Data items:
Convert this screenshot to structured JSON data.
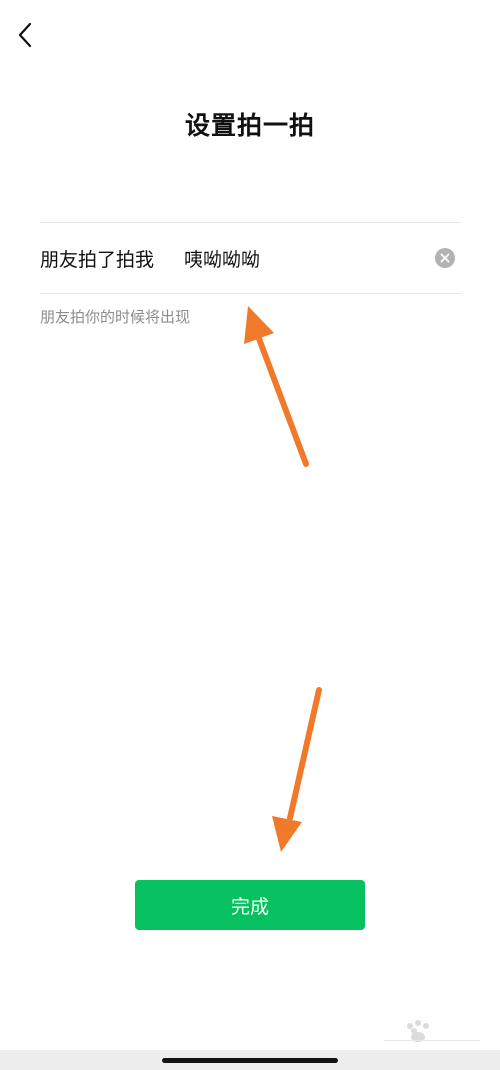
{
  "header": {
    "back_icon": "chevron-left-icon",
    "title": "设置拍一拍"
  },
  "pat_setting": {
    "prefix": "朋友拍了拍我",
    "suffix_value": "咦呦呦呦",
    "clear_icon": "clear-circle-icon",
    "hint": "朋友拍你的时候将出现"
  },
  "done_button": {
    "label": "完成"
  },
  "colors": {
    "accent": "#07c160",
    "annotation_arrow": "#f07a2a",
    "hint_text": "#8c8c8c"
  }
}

WHAT TO PRODUCE:
Pictures appear in the records above. Output everything except them, exactly.

RESPONSE TO THIS EXERCISE:
Convert this screenshot to structured JSON data.
{
  "header": {
    "back_icon": "chevron-left-icon",
    "title": "设置拍一拍"
  },
  "pat_setting": {
    "prefix": "朋友拍了拍我",
    "suffix_value": "咦呦呦呦",
    "clear_icon": "clear-circle-icon",
    "hint": "朋友拍你的时候将出现"
  },
  "done_button": {
    "label": "完成"
  },
  "colors": {
    "accent": "#07c160",
    "annotation_arrow": "#f07a2a",
    "hint_text": "#8c8c8c"
  }
}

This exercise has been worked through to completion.